▶ AIM OF THE EXERCISE
Find every line in the records below that holds the word "mortalidad" and copy it.

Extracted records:
* * * *
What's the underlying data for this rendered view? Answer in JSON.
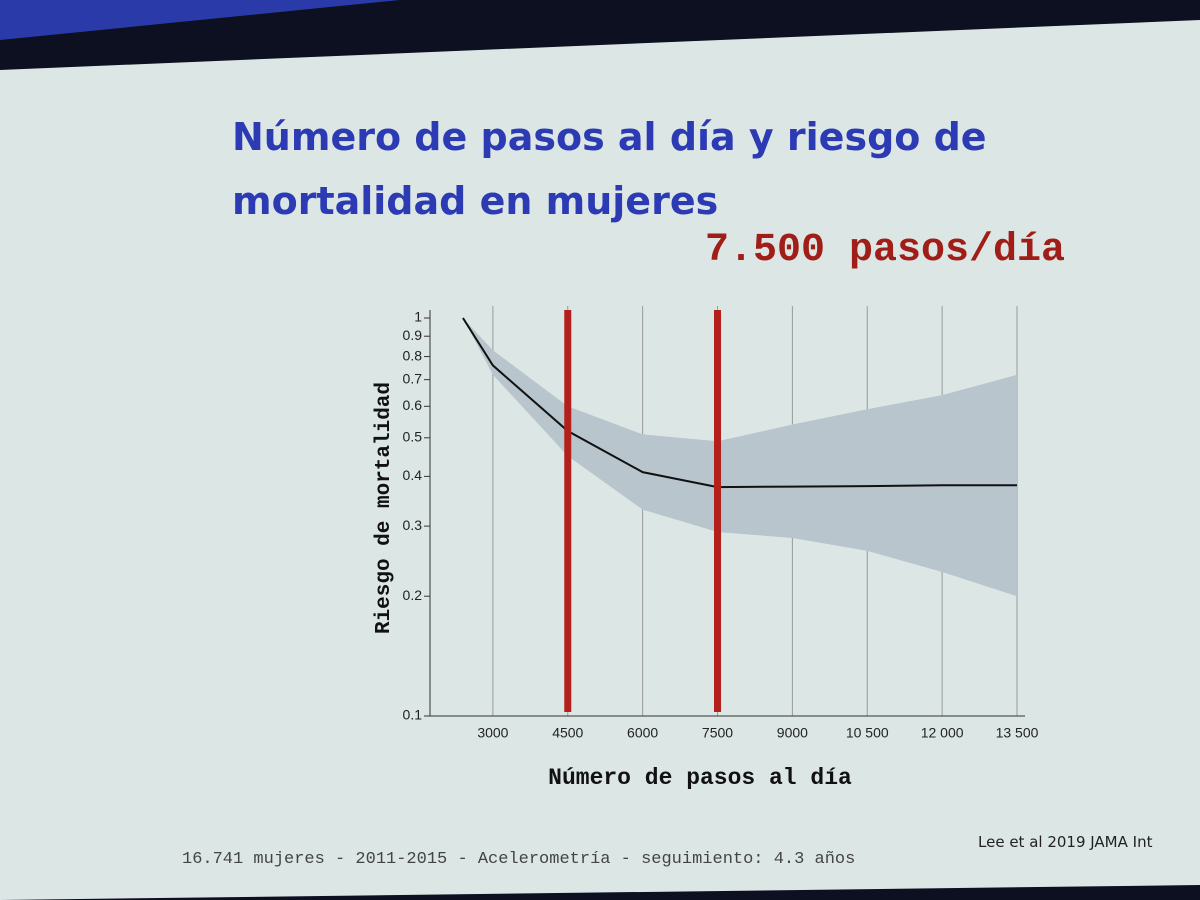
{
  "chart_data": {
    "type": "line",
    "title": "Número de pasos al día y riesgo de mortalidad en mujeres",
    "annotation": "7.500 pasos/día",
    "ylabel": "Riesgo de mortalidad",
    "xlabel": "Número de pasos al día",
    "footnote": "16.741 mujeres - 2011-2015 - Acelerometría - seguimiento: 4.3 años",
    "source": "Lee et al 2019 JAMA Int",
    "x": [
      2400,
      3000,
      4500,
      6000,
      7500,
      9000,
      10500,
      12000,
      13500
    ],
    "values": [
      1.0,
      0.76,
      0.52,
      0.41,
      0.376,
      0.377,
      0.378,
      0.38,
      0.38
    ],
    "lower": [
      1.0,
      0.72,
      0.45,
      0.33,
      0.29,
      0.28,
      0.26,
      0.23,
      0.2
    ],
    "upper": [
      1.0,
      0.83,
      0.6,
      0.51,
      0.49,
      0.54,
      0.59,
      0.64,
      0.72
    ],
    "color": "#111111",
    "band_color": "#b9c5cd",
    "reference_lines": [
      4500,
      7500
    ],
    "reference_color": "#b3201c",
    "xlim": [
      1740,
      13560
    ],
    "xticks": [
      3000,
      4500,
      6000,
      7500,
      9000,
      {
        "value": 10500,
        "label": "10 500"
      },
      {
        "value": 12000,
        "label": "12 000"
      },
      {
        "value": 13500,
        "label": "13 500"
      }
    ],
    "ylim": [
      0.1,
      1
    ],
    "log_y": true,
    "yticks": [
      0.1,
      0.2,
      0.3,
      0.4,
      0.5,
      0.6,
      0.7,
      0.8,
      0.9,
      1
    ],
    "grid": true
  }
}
* * * *
▶ PROBLEM SOLUTION
    "title": "Número de pasos al día y riesgo de mortalidad en mujeres",
    "ylabel": "Riesgo de mortalidad",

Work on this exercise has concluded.